_What is being asked_
Can you output the records below exactly as they are written?

[Data records]
=-=-=-=-=

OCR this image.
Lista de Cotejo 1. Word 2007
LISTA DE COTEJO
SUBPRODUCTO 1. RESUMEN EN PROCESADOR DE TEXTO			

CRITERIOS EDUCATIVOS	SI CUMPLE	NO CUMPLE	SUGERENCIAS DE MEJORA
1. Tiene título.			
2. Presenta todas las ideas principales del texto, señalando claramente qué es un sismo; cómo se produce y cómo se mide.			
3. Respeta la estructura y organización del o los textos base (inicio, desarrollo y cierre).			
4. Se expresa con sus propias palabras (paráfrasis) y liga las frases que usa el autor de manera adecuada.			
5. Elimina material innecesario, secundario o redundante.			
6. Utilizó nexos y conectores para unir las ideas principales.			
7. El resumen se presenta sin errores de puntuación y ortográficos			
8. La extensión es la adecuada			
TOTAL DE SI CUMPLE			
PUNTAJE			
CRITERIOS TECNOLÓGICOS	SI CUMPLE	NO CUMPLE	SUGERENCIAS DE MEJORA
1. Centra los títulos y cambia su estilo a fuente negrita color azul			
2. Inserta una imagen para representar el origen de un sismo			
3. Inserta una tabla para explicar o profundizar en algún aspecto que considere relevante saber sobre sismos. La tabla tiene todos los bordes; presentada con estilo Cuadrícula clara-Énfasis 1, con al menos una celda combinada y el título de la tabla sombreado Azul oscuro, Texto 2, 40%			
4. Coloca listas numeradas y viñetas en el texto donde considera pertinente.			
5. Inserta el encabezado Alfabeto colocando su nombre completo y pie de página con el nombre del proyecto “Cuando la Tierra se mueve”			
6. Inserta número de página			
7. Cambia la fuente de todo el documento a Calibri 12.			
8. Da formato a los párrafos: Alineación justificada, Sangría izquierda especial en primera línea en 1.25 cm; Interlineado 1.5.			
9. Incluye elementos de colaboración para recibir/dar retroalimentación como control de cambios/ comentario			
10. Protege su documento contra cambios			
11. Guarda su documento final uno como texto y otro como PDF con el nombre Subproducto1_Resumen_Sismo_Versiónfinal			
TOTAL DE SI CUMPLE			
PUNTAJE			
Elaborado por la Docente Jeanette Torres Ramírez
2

=-=-=-=-=

_Output for this task_
OCR this image.
Lista de Cotejo 1. Word 2007
LISTA DE COTEJO
SUBPRODUCTO 1. RESUMEN EN PROCESADOR DE TEXTO			

CRITERIOS EDUCATIVOS	SI CUMPLE	NO CUMPLE	SUGERENCIAS DE MEJORA
1. Tiene título.			
2. Presenta todas las ideas principales del texto, señalando claramente qué es un sismo; cómo se produce y cómo se mide.			
3. Respeta la estructura y organización del o los textos base (inicio, desarrollo y cierre).			
4. Se expresa con sus propias palabras (paráfrasis) y liga las frases que usa el autor de manera adecuada.			
5. Elimina material innecesario, secundario o redundante.			
6. Utilizó nexos y conectores para unir las ideas principales.			
7. El resumen se presenta sin errores de puntuación y ortográficos			
8. La extensión es la adecuada			
TOTAL DE SI CUMPLE			
PUNTAJE			
CRITERIOS TECNOLÓGICOS	SI CUMPLE	NO CUMPLE	SUGERENCIAS DE MEJORA
1. Centra los títulos y cambia su estilo a fuente negrita color azul			
2. Inserta una imagen para representar el origen de un sismo			
3. Inserta una tabla para explicar o profundizar en algún aspecto que considere relevante saber sobre sismos. La tabla tiene todos los bordes; presentada con estilo Cuadrícula clara-Énfasis 1, con al menos una celda combinada y el título de la tabla sombreado Azul oscuro, Texto 2, 40%			
4. Coloca listas numeradas y viñetas en el texto donde considera pertinente.			
5. Inserta el encabezado Alfabeto colocando su nombre completo y pie de página con el nombre del proyecto “Cuando la Tierra se mueve”			
6. Inserta número de página			
7. Cambia la fuente de todo el documento a Calibri 12.			
8. Da formato a los párrafos: Alineación justificada, Sangría izquierda especial en primera línea en 1.25 cm; Interlineado 1.5.			
9. Incluye elementos de colaboración para recibir/dar retroalimentación como control de cambios/ comentario			
10. Protege su documento contra cambios			
11. Guarda su documento final uno como texto y otro como PDF con el nombre Subproducto1_Resumen_Sismo_Versiónfinal			
TOTAL DE SI CUMPLE			
PUNTAJE			
Elaborado por la Docente Jeanette Torres Ramírez
2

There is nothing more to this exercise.